[START INFORMATION GIVEN]
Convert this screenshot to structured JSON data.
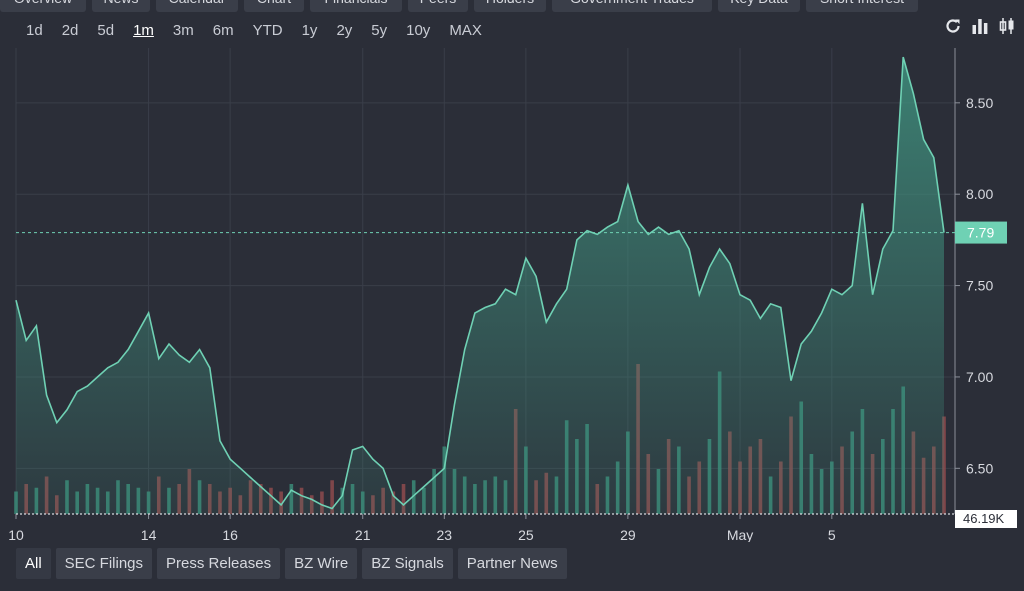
{
  "top_tabs": [
    "Overview",
    "News",
    "Calendar",
    "Chart",
    "Financials",
    "Peers",
    "Holders",
    "Government Trades",
    "Key Data",
    "Short Interest"
  ],
  "ranges": [
    "1d",
    "2d",
    "5d",
    "1m",
    "3m",
    "6m",
    "YTD",
    "1y",
    "2y",
    "5y",
    "10y",
    "MAX"
  ],
  "active_range": "1m",
  "tools": [
    "refresh-icon",
    "bar-chart-icon",
    "candlestick-icon"
  ],
  "bottom_tabs": [
    "All",
    "SEC Filings",
    "Press Releases",
    "BZ Wire",
    "BZ Signals",
    "Partner News"
  ],
  "active_bottom_tab": "All",
  "colors": {
    "line": "#6fd1b4",
    "fill_top": "#3f8f7d",
    "volume_up": "#3b8a78",
    "volume_down": "#8e4a4e",
    "last_badge": "#6fd1b4",
    "grid": "#3a3e49"
  },
  "chart_data": {
    "type": "area",
    "x_tick_labels": [
      "10",
      "14",
      "16",
      "21",
      "23",
      "25",
      "29",
      "May",
      "5"
    ],
    "y_ticks": [
      6.5,
      7.0,
      7.5,
      8.0,
      8.5
    ],
    "y_tick_labels": [
      "6.50",
      "7.00",
      "7.50",
      "8.00",
      "8.50"
    ],
    "ylim": [
      6.25,
      8.8
    ],
    "last_price": 7.79,
    "last_price_label": "7.79",
    "volume_label": "46.19K",
    "price_series": [
      7.42,
      7.2,
      7.28,
      6.9,
      6.75,
      6.82,
      6.92,
      6.95,
      7.0,
      7.05,
      7.08,
      7.15,
      7.25,
      7.35,
      7.1,
      7.18,
      7.12,
      7.08,
      7.15,
      7.05,
      6.65,
      6.55,
      6.5,
      6.45,
      6.4,
      6.35,
      6.3,
      6.38,
      6.35,
      6.33,
      6.3,
      6.28,
      6.35,
      6.6,
      6.62,
      6.55,
      6.5,
      6.35,
      6.3,
      6.35,
      6.4,
      6.45,
      6.5,
      6.85,
      7.15,
      7.35,
      7.38,
      7.4,
      7.48,
      7.45,
      7.65,
      7.55,
      7.3,
      7.4,
      7.48,
      7.75,
      7.8,
      7.78,
      7.82,
      7.85,
      8.05,
      7.85,
      7.78,
      7.82,
      7.78,
      7.8,
      7.7,
      7.45,
      7.6,
      7.7,
      7.62,
      7.45,
      7.42,
      7.32,
      7.4,
      7.38,
      6.98,
      7.18,
      7.25,
      7.35,
      7.48,
      7.45,
      7.5,
      7.95,
      7.45,
      7.7,
      7.8,
      8.75,
      8.55,
      8.3,
      8.2,
      7.79
    ],
    "volume_series": [
      6,
      8,
      7,
      10,
      5,
      9,
      6,
      8,
      7,
      6,
      9,
      8,
      7,
      6,
      10,
      7,
      8,
      12,
      9,
      8,
      6,
      7,
      5,
      9,
      8,
      7,
      6,
      8,
      7,
      5,
      6,
      9,
      7,
      8,
      6,
      5,
      7,
      6,
      8,
      9,
      7,
      12,
      18,
      12,
      10,
      8,
      9,
      10,
      9,
      28,
      18,
      9,
      11,
      10,
      25,
      20,
      24,
      8,
      10,
      14,
      22,
      40,
      16,
      12,
      20,
      18,
      10,
      14,
      20,
      38,
      22,
      14,
      18,
      20,
      10,
      14,
      26,
      30,
      16,
      12,
      14,
      18,
      22,
      28,
      16,
      20,
      28,
      34,
      22,
      15,
      18,
      26
    ]
  }
}
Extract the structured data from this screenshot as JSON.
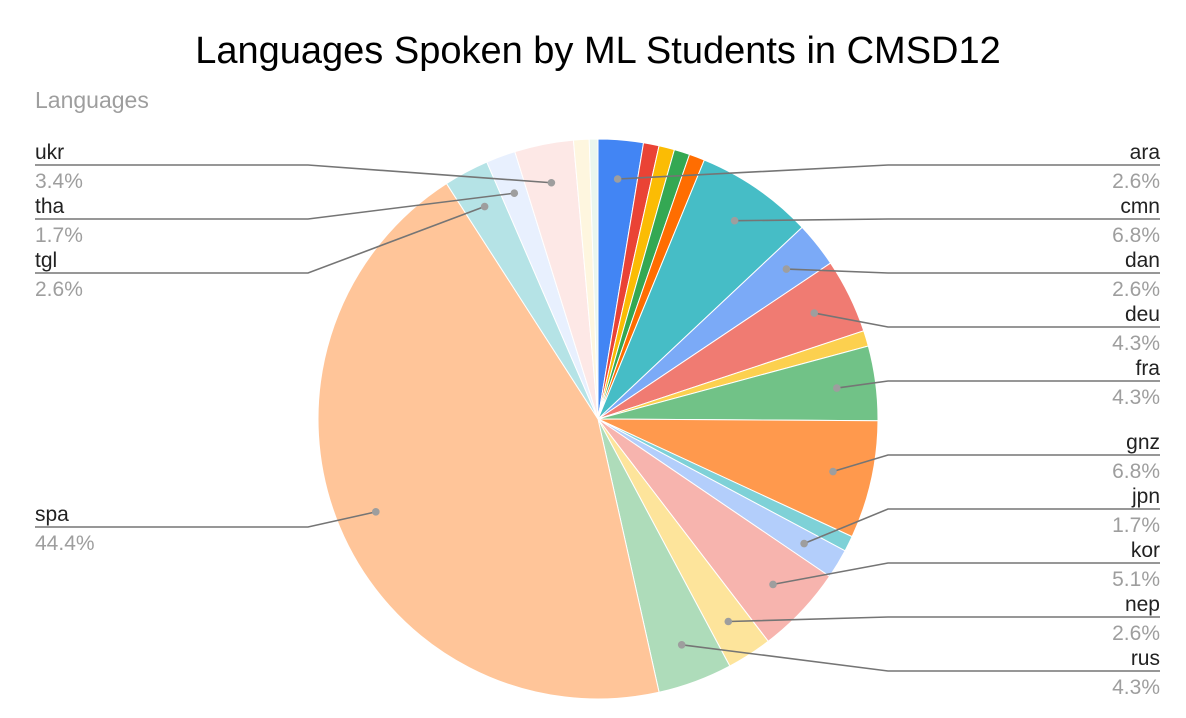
{
  "chart_data": {
    "type": "pie",
    "title": "Languages Spoken by ML Students in CMSD12",
    "legend_title": "Languages",
    "start_angle_deg": 0,
    "direction": "clockwise",
    "slices": [
      {
        "label": "ara",
        "percent": 2.6,
        "display": "2.6%",
        "color": "#4285f4",
        "labeled": true
      },
      {
        "label": "",
        "percent": 0.9,
        "display": "",
        "color": "#ea4335",
        "labeled": false
      },
      {
        "label": "",
        "percent": 0.9,
        "display": "",
        "color": "#fbbc04",
        "labeled": false
      },
      {
        "label": "",
        "percent": 0.9,
        "display": "",
        "color": "#34a853",
        "labeled": false
      },
      {
        "label": "",
        "percent": 0.9,
        "display": "",
        "color": "#ff6d01",
        "labeled": false
      },
      {
        "label": "cmn",
        "percent": 6.8,
        "display": "6.8%",
        "color": "#46bdc6",
        "labeled": true
      },
      {
        "label": "dan",
        "percent": 2.6,
        "display": "2.6%",
        "color": "#7baaf7",
        "labeled": true
      },
      {
        "label": "deu",
        "percent": 4.3,
        "display": "4.3%",
        "color": "#f07b72",
        "labeled": true
      },
      {
        "label": "",
        "percent": 0.9,
        "display": "",
        "color": "#fcd04f",
        "labeled": false
      },
      {
        "label": "fra",
        "percent": 4.3,
        "display": "4.3%",
        "color": "#71c287",
        "labeled": true
      },
      {
        "label": "gnz",
        "percent": 6.8,
        "display": "6.8%",
        "color": "#ff994d",
        "labeled": true
      },
      {
        "label": "",
        "percent": 0.9,
        "display": "",
        "color": "#7ed1d7",
        "labeled": false
      },
      {
        "label": "jpn",
        "percent": 1.7,
        "display": "1.7%",
        "color": "#b3cefb",
        "labeled": true
      },
      {
        "label": "kor",
        "percent": 5.1,
        "display": "5.1%",
        "color": "#f7b4ae",
        "labeled": true
      },
      {
        "label": "nep",
        "percent": 2.6,
        "display": "2.6%",
        "color": "#fde49b",
        "labeled": true
      },
      {
        "label": "rus",
        "percent": 4.3,
        "display": "4.3%",
        "color": "#aedcba",
        "labeled": true
      },
      {
        "label": "spa",
        "percent": 44.4,
        "display": "44.4%",
        "color": "#ffc599",
        "labeled": true
      },
      {
        "label": "tgl",
        "percent": 2.6,
        "display": "2.6%",
        "color": "#b5e3e6",
        "labeled": true
      },
      {
        "label": "tha",
        "percent": 1.7,
        "display": "1.7%",
        "color": "#e8f0fe",
        "labeled": true
      },
      {
        "label": "ukr",
        "percent": 3.4,
        "display": "3.4%",
        "color": "#fde8e6",
        "labeled": true
      },
      {
        "label": "",
        "percent": 0.9,
        "display": "",
        "color": "#fef6df",
        "labeled": false
      },
      {
        "label": "",
        "percent": 0.5,
        "display": "",
        "color": "#eaf6ee",
        "labeled": false
      }
    ]
  }
}
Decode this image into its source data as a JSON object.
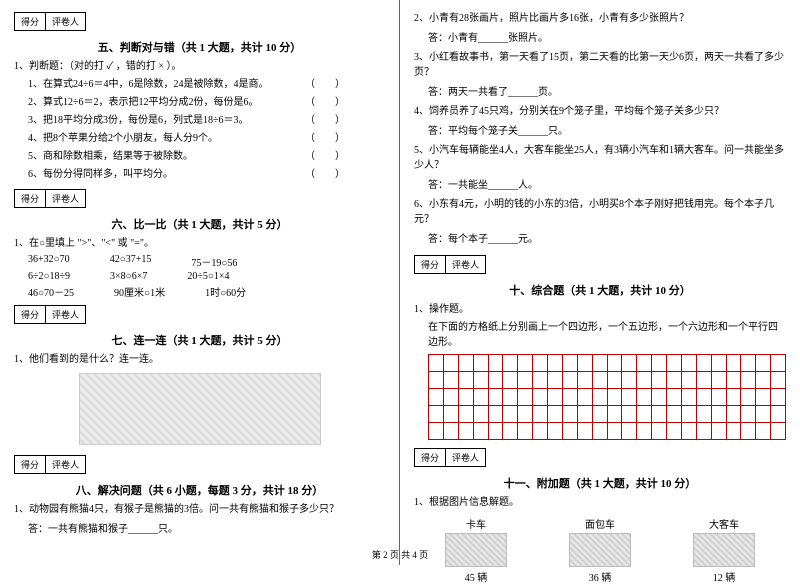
{
  "scorebox": {
    "score": "得分",
    "grader": "评卷人"
  },
  "sec5": {
    "title": "五、判断对与错（共 1 大题，共计 10 分）",
    "intro": "1、判断题：（对的打 ✓ ，错的打 × ）。",
    "items": [
      "1、在算式24÷6＝4中，6是除数，24是被除数，4是商。",
      "2、算式12÷6＝2，表示把12平均分成2份，每份是6。",
      "3、把18平均分成3份，每份是6，列式是18÷6＝3。",
      "4、把8个苹果分给2个小朋友，每人分9个。",
      "5、商和除数相乘，结果等于被除数。",
      "6、每份分得同样多，叫平均分。"
    ]
  },
  "sec6": {
    "title": "六、比一比（共 1 大题，共计 5 分）",
    "intro": "1、在○里填上 \">\"、\"<\" 或 \"=\"。",
    "rows": [
      [
        "36+32○70",
        "42○37+15",
        "75－19○56"
      ],
      [
        "6÷2○18÷9",
        "3×8○6×7",
        "20÷5○1×4"
      ],
      [
        "46○70－25",
        "90厘米○1米",
        "1时○60分"
      ]
    ]
  },
  "sec7": {
    "title": "七、连一连（共 1 大题，共计 5 分）",
    "q": "1、他们看到的是什么？连一连。"
  },
  "sec8": {
    "title": "八、解决问题（共 6 小题，每题 3 分，共计 18 分）",
    "q1": "1、动物园有熊猫4只，有猴子是熊猫的3倍。问一共有熊猫和猴子多少只？",
    "a1": "答：一共有熊猫和猴子______只。",
    "q2": "2、小青有28张画片，照片比画片多16张，小青有多少张照片？",
    "a2": "答：小青有______张照片。",
    "q3": "3、小红看故事书，第一天看了15页，第二天看的比第一天少6页，两天一共看了多少页？",
    "a3": "答：两天一共看了______页。",
    "q4": "4、饲养员养了45只鸡，分别关在9个笼子里，平均每个笼子关多少只？",
    "a4": "答：平均每个笼子关______只。",
    "q5": "5、小汽车每辆能坐4人，大客车能坐25人，有3辆小汽车和1辆大客车。问一共能坐多少人？",
    "a5": "答：一共能坐______人。",
    "q6": "6、小东有4元，小明的钱的小东的3倍，小明买8个本子刚好把钱用完。每个本子几元？",
    "a6": "答：每个本子______元。"
  },
  "sec10": {
    "title": "十、综合题（共 1 大题，共计 10 分）",
    "q": "1、操作题。",
    "sub": "在下面的方格纸上分别画上一个四边形，一个五边形，一个六边形和一个平行四边形。",
    "grid_rows": 5,
    "grid_cols": 24,
    "grid_color": "#b00"
  },
  "sec11": {
    "title": "十一、附加题（共 1 大题，共计 10 分）",
    "q": "1、根据图片信息解题。",
    "vehicles": [
      {
        "name": "卡车",
        "count": "45 辆"
      },
      {
        "name": "面包车",
        "count": "36 辆"
      },
      {
        "name": "大客车",
        "count": "12 辆"
      }
    ]
  },
  "footer": "第 2 页 共 4 页"
}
[END INFORMATION GIVEN]
— THE PROBLEM —
Sift through the entries and copy every line with "icon".

— RESPONSE BELOW —
    "refresh-icon",
    "bar-chart-icon",
    "candlestick-icon"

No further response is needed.